• [YOUR GOAL]: Copy every line of the listing that holds the string "Composite".

--- --- ---

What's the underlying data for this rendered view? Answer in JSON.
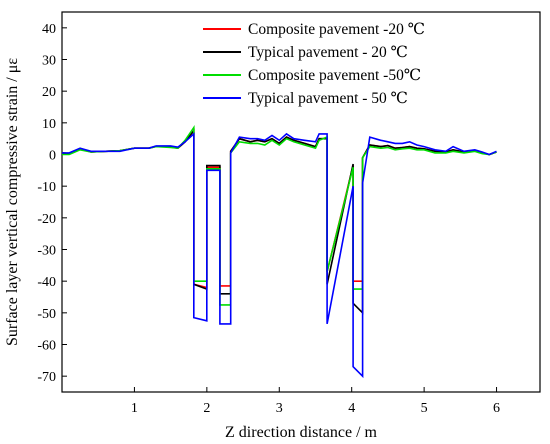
{
  "chart_data": {
    "type": "line",
    "title": "",
    "xlabel": "Z direction distance / m",
    "ylabel": "Surface layer vertical compressive strain / με",
    "xlim": [
      0,
      6.6
    ],
    "ylim": [
      -75,
      45
    ],
    "x_ticks": [
      1,
      2,
      3,
      4,
      5,
      6
    ],
    "y_ticks": [
      40,
      30,
      20,
      10,
      0,
      -10,
      -20,
      -30,
      -40,
      -50,
      -60,
      -70
    ],
    "grid": false,
    "legend_position": "top-right",
    "series": [
      {
        "name": "Composite pavement -20 ℃",
        "color": "#ff0000",
        "points": [
          [
            0,
            0.5
          ],
          [
            0.1,
            0.3
          ],
          [
            0.25,
            1.8
          ],
          [
            0.4,
            0.8
          ],
          [
            0.6,
            1
          ],
          [
            0.8,
            1.2
          ],
          [
            1,
            2
          ],
          [
            1.2,
            2
          ],
          [
            1.3,
            2.6
          ],
          [
            1.5,
            2.4
          ],
          [
            1.6,
            2
          ],
          [
            1.7,
            4
          ],
          [
            1.82,
            7.5
          ],
          [
            1.82,
            -41
          ],
          [
            2,
            -42
          ],
          [
            2,
            -4
          ],
          [
            2.18,
            -4
          ],
          [
            2.18,
            -41.5
          ],
          [
            2.33,
            -41.5
          ],
          [
            2.33,
            1
          ],
          [
            2.45,
            5
          ],
          [
            2.6,
            4
          ],
          [
            2.7,
            4.5
          ],
          [
            2.8,
            4
          ],
          [
            2.9,
            5
          ],
          [
            3,
            3.5
          ],
          [
            3.1,
            5.5
          ],
          [
            3.2,
            4.5
          ],
          [
            3.35,
            3.5
          ],
          [
            3.5,
            2.5
          ],
          [
            3.55,
            5
          ],
          [
            3.66,
            5
          ],
          [
            3.66,
            -37
          ],
          [
            4.02,
            -3.5
          ],
          [
            4.02,
            -40
          ],
          [
            4.15,
            -40
          ],
          [
            4.15,
            -1
          ],
          [
            4.25,
            3
          ],
          [
            4.4,
            2.5
          ],
          [
            4.5,
            2.8
          ],
          [
            4.6,
            2
          ],
          [
            4.7,
            2.2
          ],
          [
            4.8,
            2.5
          ],
          [
            4.9,
            2
          ],
          [
            5,
            1.8
          ],
          [
            5.15,
            1
          ],
          [
            5.3,
            0.8
          ],
          [
            5.4,
            1.5
          ],
          [
            5.55,
            0.8
          ],
          [
            5.7,
            1.2
          ],
          [
            5.8,
            0.5
          ],
          [
            5.9,
            0
          ],
          [
            6,
            0.8
          ]
        ]
      },
      {
        "name": "Typical pavement - 20 ℃",
        "color": "#000000",
        "points": [
          [
            0,
            0.5
          ],
          [
            0.1,
            0.3
          ],
          [
            0.25,
            1.8
          ],
          [
            0.4,
            0.8
          ],
          [
            0.6,
            1
          ],
          [
            0.8,
            1.2
          ],
          [
            1,
            2
          ],
          [
            1.2,
            2
          ],
          [
            1.3,
            2.6
          ],
          [
            1.5,
            2.4
          ],
          [
            1.6,
            2
          ],
          [
            1.7,
            4
          ],
          [
            1.82,
            7.5
          ],
          [
            1.82,
            -41
          ],
          [
            2,
            -42.5
          ],
          [
            2,
            -3.5
          ],
          [
            2.18,
            -3.5
          ],
          [
            2.18,
            -44
          ],
          [
            2.33,
            -44
          ],
          [
            2.33,
            1
          ],
          [
            2.45,
            5
          ],
          [
            2.6,
            4
          ],
          [
            2.7,
            4.5
          ],
          [
            2.8,
            4
          ],
          [
            2.9,
            5
          ],
          [
            3,
            3.5
          ],
          [
            3.1,
            5.5
          ],
          [
            3.2,
            4.5
          ],
          [
            3.35,
            3.5
          ],
          [
            3.5,
            2.5
          ],
          [
            3.55,
            5
          ],
          [
            3.66,
            5
          ],
          [
            3.66,
            -41
          ],
          [
            4.02,
            -3
          ],
          [
            4.02,
            -47
          ],
          [
            4.15,
            -50
          ],
          [
            4.15,
            -1
          ],
          [
            4.25,
            3
          ],
          [
            4.4,
            2.5
          ],
          [
            4.5,
            2.8
          ],
          [
            4.6,
            2
          ],
          [
            4.7,
            2.2
          ],
          [
            4.8,
            2.5
          ],
          [
            4.9,
            2
          ],
          [
            5,
            1.8
          ],
          [
            5.15,
            1
          ],
          [
            5.3,
            0.8
          ],
          [
            5.4,
            1.5
          ],
          [
            5.55,
            0.8
          ],
          [
            5.7,
            1.2
          ],
          [
            5.8,
            0.5
          ],
          [
            5.9,
            0
          ],
          [
            6,
            0.8
          ]
        ]
      },
      {
        "name": "Composite pavement -50℃",
        "color": "#00dd00",
        "points": [
          [
            0,
            0
          ],
          [
            0.1,
            0
          ],
          [
            0.25,
            1.5
          ],
          [
            0.4,
            0.8
          ],
          [
            0.6,
            1
          ],
          [
            0.8,
            1.2
          ],
          [
            1,
            2
          ],
          [
            1.2,
            2
          ],
          [
            1.3,
            2.5
          ],
          [
            1.5,
            2.2
          ],
          [
            1.6,
            2
          ],
          [
            1.7,
            4.5
          ],
          [
            1.82,
            8.5
          ],
          [
            1.82,
            -40
          ],
          [
            2,
            -40
          ],
          [
            2,
            -4.5
          ],
          [
            2.18,
            -4.5
          ],
          [
            2.18,
            -47.5
          ],
          [
            2.33,
            -47.5
          ],
          [
            2.33,
            0.5
          ],
          [
            2.45,
            4
          ],
          [
            2.6,
            3.5
          ],
          [
            2.7,
            3.5
          ],
          [
            2.8,
            3
          ],
          [
            2.9,
            4.5
          ],
          [
            3,
            3
          ],
          [
            3.1,
            5
          ],
          [
            3.2,
            4
          ],
          [
            3.35,
            3
          ],
          [
            3.5,
            2
          ],
          [
            3.55,
            4.5
          ],
          [
            3.66,
            5.5
          ],
          [
            3.66,
            -37
          ],
          [
            4.02,
            -4
          ],
          [
            4.02,
            -42.5
          ],
          [
            4.15,
            -42.5
          ],
          [
            4.15,
            -1
          ],
          [
            4.25,
            2.5
          ],
          [
            4.4,
            2
          ],
          [
            4.5,
            2.2
          ],
          [
            4.6,
            1.5
          ],
          [
            4.7,
            1.8
          ],
          [
            4.8,
            2
          ],
          [
            4.9,
            1.5
          ],
          [
            5,
            1.5
          ],
          [
            5.15,
            0.5
          ],
          [
            5.3,
            0.5
          ],
          [
            5.4,
            1
          ],
          [
            5.55,
            0.5
          ],
          [
            5.7,
            1
          ],
          [
            5.8,
            0.3
          ],
          [
            5.9,
            0
          ],
          [
            6,
            0.8
          ]
        ]
      },
      {
        "name": "Typical pavement - 50 ℃",
        "color": "#0000ff",
        "points": [
          [
            0,
            0.5
          ],
          [
            0.1,
            0.5
          ],
          [
            0.25,
            2
          ],
          [
            0.4,
            1
          ],
          [
            0.6,
            1
          ],
          [
            0.8,
            1
          ],
          [
            1,
            2
          ],
          [
            1.2,
            2
          ],
          [
            1.3,
            2.7
          ],
          [
            1.5,
            2.7
          ],
          [
            1.6,
            2.3
          ],
          [
            1.7,
            4
          ],
          [
            1.82,
            6.5
          ],
          [
            1.82,
            -51.5
          ],
          [
            2,
            -52.5
          ],
          [
            2,
            -5
          ],
          [
            2.18,
            -5
          ],
          [
            2.18,
            -53.5
          ],
          [
            2.33,
            -53.5
          ],
          [
            2.33,
            0.5
          ],
          [
            2.45,
            5.5
          ],
          [
            2.6,
            5
          ],
          [
            2.7,
            5
          ],
          [
            2.8,
            4.5
          ],
          [
            2.9,
            6
          ],
          [
            3,
            4.5
          ],
          [
            3.1,
            6.5
          ],
          [
            3.2,
            5
          ],
          [
            3.35,
            4.5
          ],
          [
            3.5,
            4
          ],
          [
            3.55,
            6.5
          ],
          [
            3.66,
            6.5
          ],
          [
            3.66,
            -53.5
          ],
          [
            4.02,
            -10
          ],
          [
            4.02,
            -67
          ],
          [
            4.15,
            -70
          ],
          [
            4.15,
            -9
          ],
          [
            4.25,
            5.5
          ],
          [
            4.4,
            4.5
          ],
          [
            4.5,
            4
          ],
          [
            4.6,
            3.5
          ],
          [
            4.7,
            3.5
          ],
          [
            4.8,
            4
          ],
          [
            4.9,
            3
          ],
          [
            5,
            2.5
          ],
          [
            5.15,
            1.5
          ],
          [
            5.3,
            1
          ],
          [
            5.4,
            2.5
          ],
          [
            5.55,
            1
          ],
          [
            5.7,
            1.5
          ],
          [
            5.8,
            0.8
          ],
          [
            5.9,
            0
          ],
          [
            6,
            1
          ]
        ]
      }
    ]
  }
}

--- --- ---

• [SOLUTION FOR THIS PROBLEM]:
        "name": "Composite pavement -20 ℃",
        "name": "Composite pavement -50℃",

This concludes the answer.